REQUIREMENTS |
Transcribe each record below word for word.

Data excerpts
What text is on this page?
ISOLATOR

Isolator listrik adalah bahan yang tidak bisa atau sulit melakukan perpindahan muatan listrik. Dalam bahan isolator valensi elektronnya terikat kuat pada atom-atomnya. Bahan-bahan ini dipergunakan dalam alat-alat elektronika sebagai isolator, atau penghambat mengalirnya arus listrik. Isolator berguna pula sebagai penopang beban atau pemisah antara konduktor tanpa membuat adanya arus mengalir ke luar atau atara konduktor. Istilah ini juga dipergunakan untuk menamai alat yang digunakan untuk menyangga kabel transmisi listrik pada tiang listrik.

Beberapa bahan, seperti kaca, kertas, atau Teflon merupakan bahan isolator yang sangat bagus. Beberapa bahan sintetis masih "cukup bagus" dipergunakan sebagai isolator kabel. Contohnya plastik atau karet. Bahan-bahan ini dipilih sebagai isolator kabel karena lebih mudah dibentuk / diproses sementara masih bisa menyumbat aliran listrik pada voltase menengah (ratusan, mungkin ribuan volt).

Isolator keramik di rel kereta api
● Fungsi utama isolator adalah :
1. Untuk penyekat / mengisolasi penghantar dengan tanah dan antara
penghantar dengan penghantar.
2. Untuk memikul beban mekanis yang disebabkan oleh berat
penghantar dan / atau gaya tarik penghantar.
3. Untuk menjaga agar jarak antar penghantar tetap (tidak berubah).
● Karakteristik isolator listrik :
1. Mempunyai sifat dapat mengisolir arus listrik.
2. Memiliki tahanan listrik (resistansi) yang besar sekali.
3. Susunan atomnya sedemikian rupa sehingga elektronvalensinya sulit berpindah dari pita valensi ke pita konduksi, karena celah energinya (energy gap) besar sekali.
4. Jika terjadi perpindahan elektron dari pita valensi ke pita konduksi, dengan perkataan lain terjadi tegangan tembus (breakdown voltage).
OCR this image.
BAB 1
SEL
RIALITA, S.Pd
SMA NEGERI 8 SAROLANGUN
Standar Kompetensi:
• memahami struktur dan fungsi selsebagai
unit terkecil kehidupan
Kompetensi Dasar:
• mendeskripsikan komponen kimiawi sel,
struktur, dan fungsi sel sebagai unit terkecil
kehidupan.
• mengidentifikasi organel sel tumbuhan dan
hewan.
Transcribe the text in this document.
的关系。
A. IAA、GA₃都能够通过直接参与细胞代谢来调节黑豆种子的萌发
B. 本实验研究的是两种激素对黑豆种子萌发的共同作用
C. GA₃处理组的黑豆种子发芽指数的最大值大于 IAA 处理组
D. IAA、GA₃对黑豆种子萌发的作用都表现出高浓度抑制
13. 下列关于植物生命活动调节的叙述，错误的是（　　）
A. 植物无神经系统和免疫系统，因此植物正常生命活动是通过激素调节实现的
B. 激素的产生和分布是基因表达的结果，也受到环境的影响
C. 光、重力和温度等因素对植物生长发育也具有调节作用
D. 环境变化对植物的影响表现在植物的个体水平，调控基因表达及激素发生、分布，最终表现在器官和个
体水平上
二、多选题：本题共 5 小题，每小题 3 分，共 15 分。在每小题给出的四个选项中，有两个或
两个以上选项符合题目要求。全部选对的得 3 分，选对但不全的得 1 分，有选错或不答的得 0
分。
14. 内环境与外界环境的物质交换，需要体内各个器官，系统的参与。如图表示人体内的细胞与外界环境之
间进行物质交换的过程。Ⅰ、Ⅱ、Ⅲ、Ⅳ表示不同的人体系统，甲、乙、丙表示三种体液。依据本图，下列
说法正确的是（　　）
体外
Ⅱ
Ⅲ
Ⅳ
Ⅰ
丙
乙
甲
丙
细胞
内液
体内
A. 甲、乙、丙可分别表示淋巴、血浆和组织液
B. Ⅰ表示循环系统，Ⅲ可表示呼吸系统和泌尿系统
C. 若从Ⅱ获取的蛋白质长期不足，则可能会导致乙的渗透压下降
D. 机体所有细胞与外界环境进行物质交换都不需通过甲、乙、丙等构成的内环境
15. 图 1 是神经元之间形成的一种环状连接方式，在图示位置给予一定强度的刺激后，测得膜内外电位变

ANSWER BELOW |
What text is on this page?
ISOLATOR

Isolator listrik adalah bahan yang tidak bisa atau sulit melakukan perpindahan muatan listrik. Dalam bahan isolator valensi elektronnya terikat kuat pada atom-atomnya. Bahan-bahan ini dipergunakan dalam alat-alat elektronika sebagai isolator, atau penghambat mengalirnya arus listrik. Isolator berguna pula sebagai penopang beban atau pemisah antara konduktor tanpa membuat adanya arus mengalir ke luar atau atara konduktor. Istilah ini juga dipergunakan untuk menamai alat yang digunakan untuk menyangga kabel transmisi listrik pada tiang listrik.

Beberapa bahan, seperti kaca, kertas, atau Teflon merupakan bahan isolator yang sangat bagus. Beberapa bahan sintetis masih "cukup bagus" dipergunakan sebagai isolator kabel. Contohnya plastik atau karet. Bahan-bahan ini dipilih sebagai isolator kabel karena lebih mudah dibentuk / diproses sementara masih bisa menyumbat aliran listrik pada voltase menengah (ratusan, mungkin ribuan volt).

Isolator keramik di rel kereta api
● Fungsi utama isolator adalah :
1. Untuk penyekat / mengisolasi penghantar dengan tanah dan antara
penghantar dengan penghantar.
2. Untuk memikul beban mekanis yang disebabkan oleh berat
penghantar dan / atau gaya tarik penghantar.
3. Untuk menjaga agar jarak antar penghantar tetap (tidak berubah).
● Karakteristik isolator listrik :
1. Mempunyai sifat dapat mengisolir arus listrik.
2. Memiliki tahanan listrik (resistansi) yang besar sekali.
3. Susunan atomnya sedemikian rupa sehingga elektronvalensinya sulit berpindah dari pita valensi ke pita konduksi, karena celah energinya (energy gap) besar sekali.
4. Jika terjadi perpindahan elektron dari pita valensi ke pita konduksi, dengan perkataan lain terjadi tegangan tembus (breakdown voltage).
OCR this image.
BAB 1
SEL
RIALITA, S.Pd
SMA NEGERI 8 SAROLANGUN
Standar Kompetensi:
• memahami struktur dan fungsi selsebagai
unit terkecil kehidupan
Kompetensi Dasar:
• mendeskripsikan komponen kimiawi sel,
struktur, dan fungsi sel sebagai unit terkecil
kehidupan.
• mengidentifikasi organel sel tumbuhan dan
hewan.
Transcribe the text in this document.
的关系。
A. IAA、GA₃都能够通过直接参与细胞代谢来调节黑豆种子的萌发
B. 本实验研究的是两种激素对黑豆种子萌发的共同作用
C. GA₃处理组的黑豆种子发芽指数的最大值大于 IAA 处理组
D. IAA、GA₃对黑豆种子萌发的作用都表现出高浓度抑制
13. 下列关于植物生命活动调节的叙述，错误的是（　　）
A. 植物无神经系统和免疫系统，因此植物正常生命活动是通过激素调节实现的
B. 激素的产生和分布是基因表达的结果，也受到环境的影响
C. 光、重力和温度等因素对植物生长发育也具有调节作用
D. 环境变化对植物的影响表现在植物的个体水平，调控基因表达及激素发生、分布，最终表现在器官和个
体水平上
二、多选题：本题共 5 小题，每小题 3 分，共 15 分。在每小题给出的四个选项中，有两个或
两个以上选项符合题目要求。全部选对的得 3 分，选对但不全的得 1 分，有选错或不答的得 0
分。
14. 内环境与外界环境的物质交换，需要体内各个器官，系统的参与。如图表示人体内的细胞与外界环境之
间进行物质交换的过程。Ⅰ、Ⅱ、Ⅲ、Ⅳ表示不同的人体系统，甲、乙、丙表示三种体液。依据本图，下列
说法正确的是（　　）
体外
Ⅱ
Ⅲ
Ⅳ
Ⅰ
丙
乙
甲
丙
细胞
内液
体内
A. 甲、乙、丙可分别表示淋巴、血浆和组织液
B. Ⅰ表示循环系统，Ⅲ可表示呼吸系统和泌尿系统
C. 若从Ⅱ获取的蛋白质长期不足，则可能会导致乙的渗透压下降
D. 机体所有细胞与外界环境进行物质交换都不需通过甲、乙、丙等构成的内环境
15. 图 1 是神经元之间形成的一种环状连接方式，在图示位置给予一定强度的刺激后，测得膜内外电位变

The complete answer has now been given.